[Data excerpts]
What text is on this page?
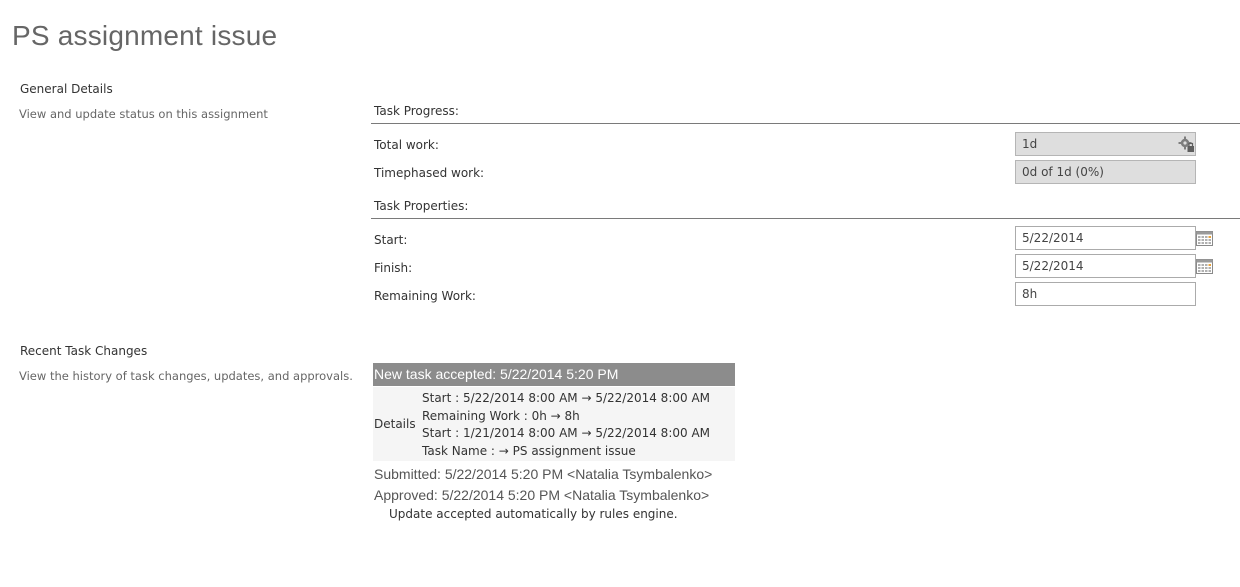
PS assignment issue
General Details
View and update status on this assignment	Task Progress:
Total work:	1d
Timephased work:	0d of 1d (0%)
Task Properties:
Start:	5/22/2014
Finish:	5/22/2014
Remaining Work:	8h
Recent Task Changes
View the history of task changes, updates, and approvals. New task accepted: 5/22/2014 5:20 PM
Details
Start : 5/22/2014 8:00 AM → 5/22/2014 8:00 AM
Remaining Work : 0h → 8h
Start : 1/21/2014 8:00 AM → 5/22/2014 8:00 AM
Task Name : → PS assignment issue
Submitted: 5/22/2014 5:20 PM <Natalia Tsymbalenko>
Approved: 5/22/2014 5:20 PM <Natalia Tsymbalenko>
Update accepted automatically by rules engine.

- EXERCISE
Within the listing above, copy each line that has the string "accepted".

- OUTPUT OF THE TASK
View the history of task changes, updates, and approvals. New task accepted: 5/22/2014 5:20 PM
Update accepted automatically by rules engine.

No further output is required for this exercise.